### Records provided ###

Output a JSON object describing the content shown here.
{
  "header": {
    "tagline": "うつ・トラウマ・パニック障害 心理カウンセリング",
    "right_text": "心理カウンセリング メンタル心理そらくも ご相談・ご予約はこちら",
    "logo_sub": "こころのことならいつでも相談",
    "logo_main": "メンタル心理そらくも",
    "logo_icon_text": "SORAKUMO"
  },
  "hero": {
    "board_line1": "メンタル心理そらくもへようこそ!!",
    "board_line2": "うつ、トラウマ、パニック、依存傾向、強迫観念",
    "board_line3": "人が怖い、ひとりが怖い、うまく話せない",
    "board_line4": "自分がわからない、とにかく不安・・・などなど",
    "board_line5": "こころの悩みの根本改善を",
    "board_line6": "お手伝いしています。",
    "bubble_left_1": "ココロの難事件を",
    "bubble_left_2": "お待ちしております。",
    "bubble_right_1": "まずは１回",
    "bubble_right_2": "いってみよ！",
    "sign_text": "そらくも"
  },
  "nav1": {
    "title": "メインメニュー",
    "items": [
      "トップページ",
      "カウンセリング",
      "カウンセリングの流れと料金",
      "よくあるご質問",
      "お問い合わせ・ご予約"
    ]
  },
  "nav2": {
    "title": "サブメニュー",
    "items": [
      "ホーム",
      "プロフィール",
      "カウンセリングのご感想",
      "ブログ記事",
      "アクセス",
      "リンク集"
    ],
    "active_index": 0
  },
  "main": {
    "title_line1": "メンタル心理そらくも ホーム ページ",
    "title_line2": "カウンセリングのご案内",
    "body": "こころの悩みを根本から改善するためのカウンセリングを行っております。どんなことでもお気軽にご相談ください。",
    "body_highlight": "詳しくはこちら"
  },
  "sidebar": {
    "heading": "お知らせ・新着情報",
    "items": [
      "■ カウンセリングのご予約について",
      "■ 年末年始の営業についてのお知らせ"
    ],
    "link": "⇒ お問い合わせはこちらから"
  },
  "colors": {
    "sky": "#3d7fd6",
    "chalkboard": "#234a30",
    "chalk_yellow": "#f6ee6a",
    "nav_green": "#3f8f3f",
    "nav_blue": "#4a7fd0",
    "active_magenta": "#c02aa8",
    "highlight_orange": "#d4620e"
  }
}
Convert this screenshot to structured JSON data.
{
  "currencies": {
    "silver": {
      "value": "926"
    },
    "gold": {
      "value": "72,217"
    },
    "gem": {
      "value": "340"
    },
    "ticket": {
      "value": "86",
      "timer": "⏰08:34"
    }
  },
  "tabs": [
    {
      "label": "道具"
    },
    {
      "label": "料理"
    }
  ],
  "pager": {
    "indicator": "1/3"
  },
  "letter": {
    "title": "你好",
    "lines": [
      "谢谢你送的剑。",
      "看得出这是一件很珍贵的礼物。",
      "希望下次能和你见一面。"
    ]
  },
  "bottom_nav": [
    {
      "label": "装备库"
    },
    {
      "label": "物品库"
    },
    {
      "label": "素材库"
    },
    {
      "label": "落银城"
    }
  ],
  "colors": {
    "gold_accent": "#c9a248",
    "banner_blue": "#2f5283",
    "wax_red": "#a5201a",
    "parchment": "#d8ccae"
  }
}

###

* **Written exercise**
Return each line of the listing that holds the string "トラウマ".

* **The answer**
    "tagline": "うつ・トラウマ・パニック障害 心理カウンセリング",
    "board_line2": "うつ、トラウマ、パニック、依存傾向、強迫観念",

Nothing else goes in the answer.